- YOUR INSTRUCTIONS
Leaving the pictures aside, reproduce the data in full and word for word.

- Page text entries

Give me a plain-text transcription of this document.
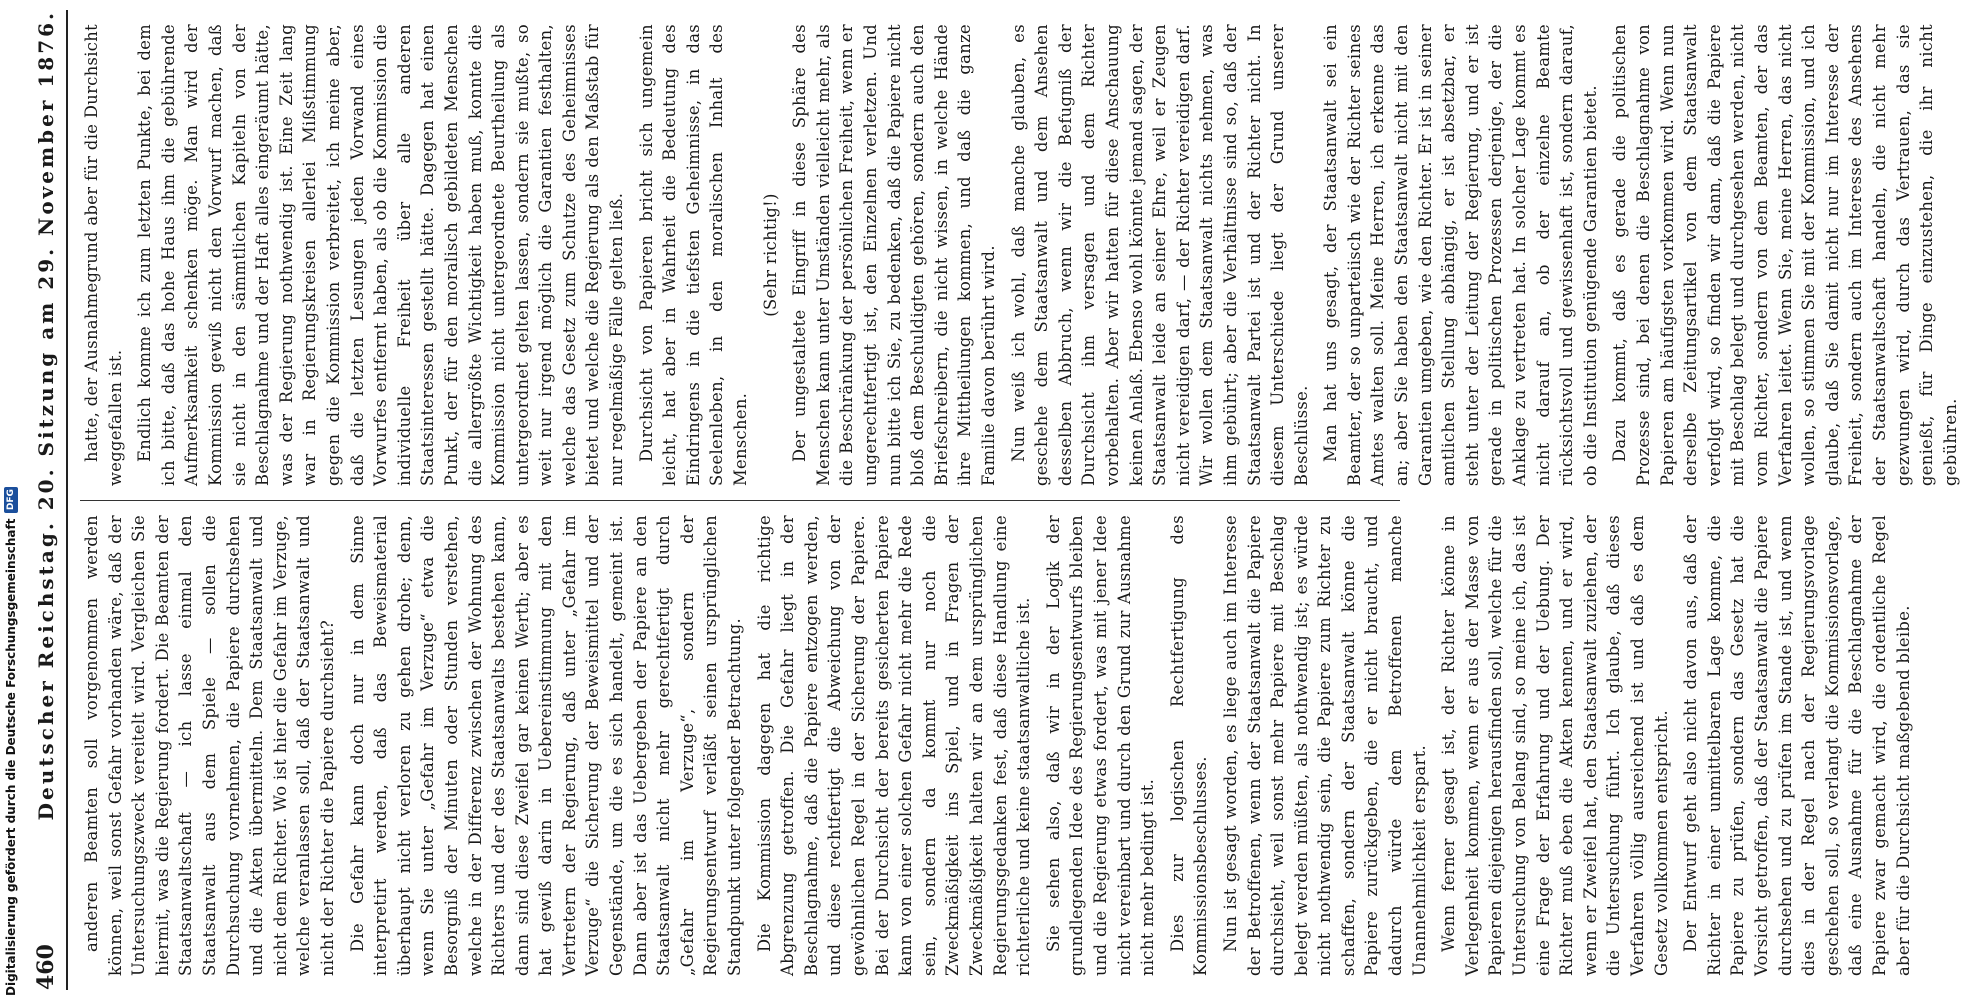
460
Deutscher Reichstag. 20. Sitzung am 29. November 1876. anderen Beamten soll vorgenommen werden können, weil sonst Gefahr vorhanden wäre, daß der Untersuchungszweck vereitelt wird. Vergleichen Sie hiermit, was die Regierung fordert. Die Beamten der Staatsanwaltschaft — ich lasse einmal den Staatsanwalt aus dem Spiele — sollen die Durchsuchung vornehmen, die Papiere durchsehen und die Akten übermitteln. Dem Staatsanwalt und nicht dem Richter. Wo ist hier die Gefahr im Verzuge, welche veranlassen soll, daß der Staatsanwalt und nicht der Richter die Papiere durchsieht? Die Gefahr kann doch nur in dem Sinne interpretirt werden, daß das Beweismaterial überhaupt nicht verloren zu gehen drohe; denn, wenn Sie unter „Gefahr im Verzuge“ etwa die Besorgniß der Minuten oder Stunden verstehen, welche in der Differenz zwischen der Wohnung des Richters und der des Staatsanwalts bestehen kann, dann sind diese Zweifel gar keinen Werth; aber es hat gewiß darin in Uebereinstimmung mit den Vertretern der Regierung, daß unter „Gefahr im Verzuge“ die Sicherung der Beweismittel und der Gegenstände, um die es sich handelt, gemeint ist. Dann aber ist das Uebergeben der Papiere an den Staatsanwalt nicht mehr gerechtfertigt durch „Gefahr im Verzuge“, sondern der Regierungsentwurf verläßt seinen ursprünglichen Standpunkt unter folgender Betrachtung. Die Kommission dagegen hat die richtige Abgrenzung getroffen. Die Gefahr liegt in der Beschlagnahme, daß die Papiere entzogen werden, und diese rechtfertigt die Abweichung von der gewöhnlichen Regel in der Sicherung der Papiere. Bei der Durchsicht der bereits gesicherten Papiere kann von einer solchen Gefahr nicht mehr die Rede sein, sondern da kommt nur noch die Zweckmäßigkeit ins Spiel, und in Fragen der Zweckmäßigkeit halten wir an dem ursprünglichen Regierungsgedanken fest, daß diese Handlung eine richterliche und keine staatsanwaltliche ist. Sie sehen also, daß wir in der Logik der grundlegenden Idee des Regierungsentwurfs bleiben und die Regierung etwas fordert, was mit jener Idee nicht vereinbart und durch den Grund zur Ausnahme nicht mehr bedingt ist. Dies zur logischen Rechtfertigung des Kommissionsbeschlusses. Nun ist gesagt worden, es liege auch im Interesse der Betroffenen, wenn der Staatsanwalt die Papiere durchsieht, weil sonst mehr Papiere mit Beschlag belegt werden müßten, als nothwendig ist; es würde nicht nothwendig sein, die Papiere zum Richter zu schaffen, sondern der Staatsanwalt könne die Papiere zurückgeben, die er nicht braucht, und dadurch würde dem Betroffenen manche Unannehmlichkeit erspart. Wenn ferner gesagt ist, der Richter könne in Verlegenheit kommen, wenn er aus der Masse von Papieren diejenigen herausfinden soll, welche für die Untersuchung von Belang sind, so meine ich, das ist eine Frage der Erfahrung und der Uebung. Der Richter muß eben die Akten kennen, und er wird, wenn er Zweifel hat, den Staatsanwalt zuziehen, der die Untersuchung führt. Ich glaube, daß dieses Verfahren völlig ausreichend ist und daß es dem Gesetz vollkommen entspricht. Der Entwurf geht also nicht davon aus, daß der Richter in einer unmittelbaren Lage komme, die Papiere zu prüfen, sondern das Gesetz hat die Vorsicht getroffen, daß der Staatsanwalt die Papiere durchsehen und zu prüfen im Stande ist, und wenn dies in der Regel nach der Regierungsvorlage geschehen soll, so verlangt die Kommissionsvorlage, daß eine Ausnahme für die Beschlagnahme der Papiere zwar gemacht wird, die ordentliche Regel aber für die Durchsicht maßgebend bleibe.

hatte, der Ausnahmegrund aber für die Durchsicht weggefallen ist. Endlich komme ich zum letzten Punkte, bei dem ich bitte, daß das hohe Haus ihm die gebührende Aufmerksamkeit schenken möge. Man wird der Kommission gewiß nicht den Vorwurf machen, daß sie nicht in den sämmtlichen Kapiteln von der Beschlagnahme und der Haft alles eingeräumt hätte, was der Regierung nothwendig ist. Eine Zeit lang war in Regierungskreisen allerlei Mißstimmung gegen die Kommission verbreitet, ich meine aber, daß die letzten Lesungen jeden Vorwand eines Vorwurfes entfernt haben, als ob die Kommission die individuelle Freiheit über alle anderen Staatsinteressen gestellt hätte. Dagegen hat einen Punkt, der für den moralisch gebildeten Menschen die allergrößte Wichtigkeit haben muß, konnte die Kommission nicht untergeordnete Beurtheilung als untergeordnet gelten lassen, sondern sie mußte, so weit nur irgend möglich die Garantien festhalten, welche das Gesetz zum Schutze des Geheimnisses bietet und welche die Regierung als den Maßstab für nur regelmäßige Fälle gelten ließ. Durchsicht von Papieren bricht sich ungemein leicht, hat aber in Wahrheit die Bedeutung des Eindringens in die tiefsten Geheimnisse, in das Seelenleben, in den moralischen Inhalt des Menschen.

(Sehr richtig!) Der ungestaltete Eingriff in diese Sphäre des Menschen kann unter Umständen vielleicht mehr, als die Beschränkung der persönlichen Freiheit, wenn er ungerechtfertigt ist, den Einzelnen verletzen. Und nun bitte ich Sie, zu bedenken, daß die Papiere nicht bloß dem Beschuldigten gehören, sondern auch den Briefschreibern, die nicht wissen, in welche Hände ihre Mittheilungen kommen, und daß die ganze Familie davon berührt wird. Nun weiß ich wohl, daß manche glauben, es geschehe dem Staatsanwalt und dem Ansehen desselben Abbruch, wenn wir die Befugniß der Durchsicht ihm versagen und dem Richter vorbehalten. Aber wir hatten für diese Anschauung keinen Anlaß. Ebenso wohl könnte jemand sagen, der Staatsanwalt leide an seiner Ehre, weil er Zeugen nicht vereidigen darf, — der Richter vereidigen darf. Wir wollen dem Staatsanwalt nichts nehmen, was ihm gebührt; aber die Verhältnisse sind so, daß der Staatsanwalt Partei ist und der Richter nicht. In diesem Unterschiede liegt der Grund unserer Beschlüsse. Man hat uns gesagt, der Staatsanwalt sei ein Beamter, der so unparteiisch wie der Richter seines Amtes walten soll. Meine Herren, ich erkenne das an; aber Sie haben den Staatsanwalt nicht mit den Garantien umgeben, wie den Richter. Er ist in seiner amtlichen Stellung abhängig, er ist absetzbar, er steht unter der Leitung der Regierung, und er ist gerade in politischen Prozessen derjenige, der die Anklage zu vertreten hat. In solcher Lage kommt es nicht darauf an, ob der einzelne Beamte rücksichtsvoll und gewissenhaft ist, sondern darauf, ob die Institution genügende Garantien bietet. Dazu kommt, daß es gerade die politischen Prozesse sind, bei denen die Beschlagnahme von Papieren am häufigsten vorkommen wird. Wenn nun derselbe Zeitungsartikel von dem Staatsanwalt verfolgt wird, so finden wir dann, daß die Papiere mit Beschlag belegt und durchgesehen werden, nicht vom Richter, sondern von dem Beamten, der das Verfahren leitet. Wenn Sie, meine Herren, das nicht wollen, so stimmen Sie mit der Kommission, und ich glaube, daß Sie damit nicht nur im Interesse der Freiheit, sondern auch im Interesse des Ansehens der Staatsanwaltschaft handeln, die nicht mehr gezwungen wird, durch das Vertrauen, das sie genießt, für Dinge einzustehen, die ihr nicht gebühren.

Digitalisierung gefördert durch die Deutsche Forschungsgemeinschaft
DFG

- SOLUTION FOR THIS TASK
Give me a plain-text transcription of this document.
460
Deutscher Reichstag. 20. Sitzung am 29. November 1876. anderen Beamten soll vorgenommen werden können, weil sonst Gefahr vorhanden wäre, daß der Untersuchungszweck vereitelt wird. Vergleichen Sie hiermit, was die Regierung fordert. Die Beamten der Staatsanwaltschaft — ich lasse einmal den Staatsanwalt aus dem Spiele — sollen die Durchsuchung vornehmen, die Papiere durchsehen und die Akten übermitteln. Dem Staatsanwalt und nicht dem Richter. Wo ist hier die Gefahr im Verzuge, welche veranlassen soll, daß der Staatsanwalt und nicht der Richter die Papiere durchsieht? Die Gefahr kann doch nur in dem Sinne interpretirt werden, daß das Beweismaterial überhaupt nicht verloren zu gehen drohe; denn, wenn Sie unter „Gefahr im Verzuge“ etwa die Besorgniß der Minuten oder Stunden verstehen, welche in der Differenz zwischen der Wohnung des Richters und der des Staatsanwalts bestehen kann, dann sind diese Zweifel gar keinen Werth; aber es hat gewiß darin in Uebereinstimmung mit den Vertretern der Regierung, daß unter „Gefahr im Verzuge“ die Sicherung der Beweismittel und der Gegenstände, um die es sich handelt, gemeint ist. Dann aber ist das Uebergeben der Papiere an den Staatsanwalt nicht mehr gerechtfertigt durch „Gefahr im Verzuge“, sondern der Regierungsentwurf verläßt seinen ursprünglichen Standpunkt unter folgender Betrachtung. Die Kommission dagegen hat die richtige Abgrenzung getroffen. Die Gefahr liegt in der Beschlagnahme, daß die Papiere entzogen werden, und diese rechtfertigt die Abweichung von der gewöhnlichen Regel in der Sicherung der Papiere. Bei der Durchsicht der bereits gesicherten Papiere kann von einer solchen Gefahr nicht mehr die Rede sein, sondern da kommt nur noch die Zweckmäßigkeit ins Spiel, und in Fragen der Zweckmäßigkeit halten wir an dem ursprünglichen Regierungsgedanken fest, daß diese Handlung eine richterliche und keine staatsanwaltliche ist. Sie sehen also, daß wir in der Logik der grundlegenden Idee des Regierungsentwurfs bleiben und die Regierung etwas fordert, was mit jener Idee nicht vereinbart und durch den Grund zur Ausnahme nicht mehr bedingt ist. Dies zur logischen Rechtfertigung des Kommissionsbeschlusses. Nun ist gesagt worden, es liege auch im Interesse der Betroffenen, wenn der Staatsanwalt die Papiere durchsieht, weil sonst mehr Papiere mit Beschlag belegt werden müßten, als nothwendig ist; es würde nicht nothwendig sein, die Papiere zum Richter zu schaffen, sondern der Staatsanwalt könne die Papiere zurückgeben, die er nicht braucht, und dadurch würde dem Betroffenen manche Unannehmlichkeit erspart. Wenn ferner gesagt ist, der Richter könne in Verlegenheit kommen, wenn er aus der Masse von Papieren diejenigen herausfinden soll, welche für die Untersuchung von Belang sind, so meine ich, das ist eine Frage der Erfahrung und der Uebung. Der Richter muß eben die Akten kennen, und er wird, wenn er Zweifel hat, den Staatsanwalt zuziehen, der die Untersuchung führt. Ich glaube, daß dieses Verfahren völlig ausreichend ist und daß es dem Gesetz vollkommen entspricht. Der Entwurf geht also nicht davon aus, daß der Richter in einer unmittelbaren Lage komme, die Papiere zu prüfen, sondern das Gesetz hat die Vorsicht getroffen, daß der Staatsanwalt die Papiere durchsehen und zu prüfen im Stande ist, und wenn dies in der Regel nach der Regierungsvorlage geschehen soll, so verlangt die Kommissionsvorlage, daß eine Ausnahme für die Beschlagnahme der Papiere zwar gemacht wird, die ordentliche Regel aber für die Durchsicht maßgebend bleibe.

hatte, der Ausnahmegrund aber für die Durchsicht weggefallen ist. Endlich komme ich zum letzten Punkte, bei dem ich bitte, daß das hohe Haus ihm die gebührende Aufmerksamkeit schenken möge. Man wird der Kommission gewiß nicht den Vorwurf machen, daß sie nicht in den sämmtlichen Kapiteln von der Beschlagnahme und der Haft alles eingeräumt hätte, was der Regierung nothwendig ist. Eine Zeit lang war in Regierungskreisen allerlei Mißstimmung gegen die Kommission verbreitet, ich meine aber, daß die letzten Lesungen jeden Vorwand eines Vorwurfes entfernt haben, als ob die Kommission die individuelle Freiheit über alle anderen Staatsinteressen gestellt hätte. Dagegen hat einen Punkt, der für den moralisch gebildeten Menschen die allergrößte Wichtigkeit haben muß, konnte die Kommission nicht untergeordnete Beurtheilung als untergeordnet gelten lassen, sondern sie mußte, so weit nur irgend möglich die Garantien festhalten, welche das Gesetz zum Schutze des Geheimnisses bietet und welche die Regierung als den Maßstab für nur regelmäßige Fälle gelten ließ. Durchsicht von Papieren bricht sich ungemein leicht, hat aber in Wahrheit die Bedeutung des Eindringens in die tiefsten Geheimnisse, in das Seelenleben, in den moralischen Inhalt des Menschen.

(Sehr richtig!) Der ungestaltete Eingriff in diese Sphäre des Menschen kann unter Umständen vielleicht mehr, als die Beschränkung der persönlichen Freiheit, wenn er ungerechtfertigt ist, den Einzelnen verletzen. Und nun bitte ich Sie, zu bedenken, daß die Papiere nicht bloß dem Beschuldigten gehören, sondern auch den Briefschreibern, die nicht wissen, in welche Hände ihre Mittheilungen kommen, und daß die ganze Familie davon berührt wird. Nun weiß ich wohl, daß manche glauben, es geschehe dem Staatsanwalt und dem Ansehen desselben Abbruch, wenn wir die Befugniß der Durchsicht ihm versagen und dem Richter vorbehalten. Aber wir hatten für diese Anschauung keinen Anlaß. Ebenso wohl könnte jemand sagen, der Staatsanwalt leide an seiner Ehre, weil er Zeugen nicht vereidigen darf, — der Richter vereidigen darf. Wir wollen dem Staatsanwalt nichts nehmen, was ihm gebührt; aber die Verhältnisse sind so, daß der Staatsanwalt Partei ist und der Richter nicht. In diesem Unterschiede liegt der Grund unserer Beschlüsse. Man hat uns gesagt, der Staatsanwalt sei ein Beamter, der so unparteiisch wie der Richter seines Amtes walten soll. Meine Herren, ich erkenne das an; aber Sie haben den Staatsanwalt nicht mit den Garantien umgeben, wie den Richter. Er ist in seiner amtlichen Stellung abhängig, er ist absetzbar, er steht unter der Leitung der Regierung, und er ist gerade in politischen Prozessen derjenige, der die Anklage zu vertreten hat. In solcher Lage kommt es nicht darauf an, ob der einzelne Beamte rücksichtsvoll und gewissenhaft ist, sondern darauf, ob die Institution genügende Garantien bietet. Dazu kommt, daß es gerade die politischen Prozesse sind, bei denen die Beschlagnahme von Papieren am häufigsten vorkommen wird. Wenn nun derselbe Zeitungsartikel von dem Staatsanwalt verfolgt wird, so finden wir dann, daß die Papiere mit Beschlag belegt und durchgesehen werden, nicht vom Richter, sondern von dem Beamten, der das Verfahren leitet. Wenn Sie, meine Herren, das nicht wollen, so stimmen Sie mit der Kommission, und ich glaube, daß Sie damit nicht nur im Interesse der Freiheit, sondern auch im Interesse des Ansehens der Staatsanwaltschaft handeln, die nicht mehr gezwungen wird, durch das Vertrauen, das sie genießt, für Dinge einzustehen, die ihr nicht gebühren.

Digitalisierung gefördert durch die Deutsche Forschungsgemeinschaft
DFG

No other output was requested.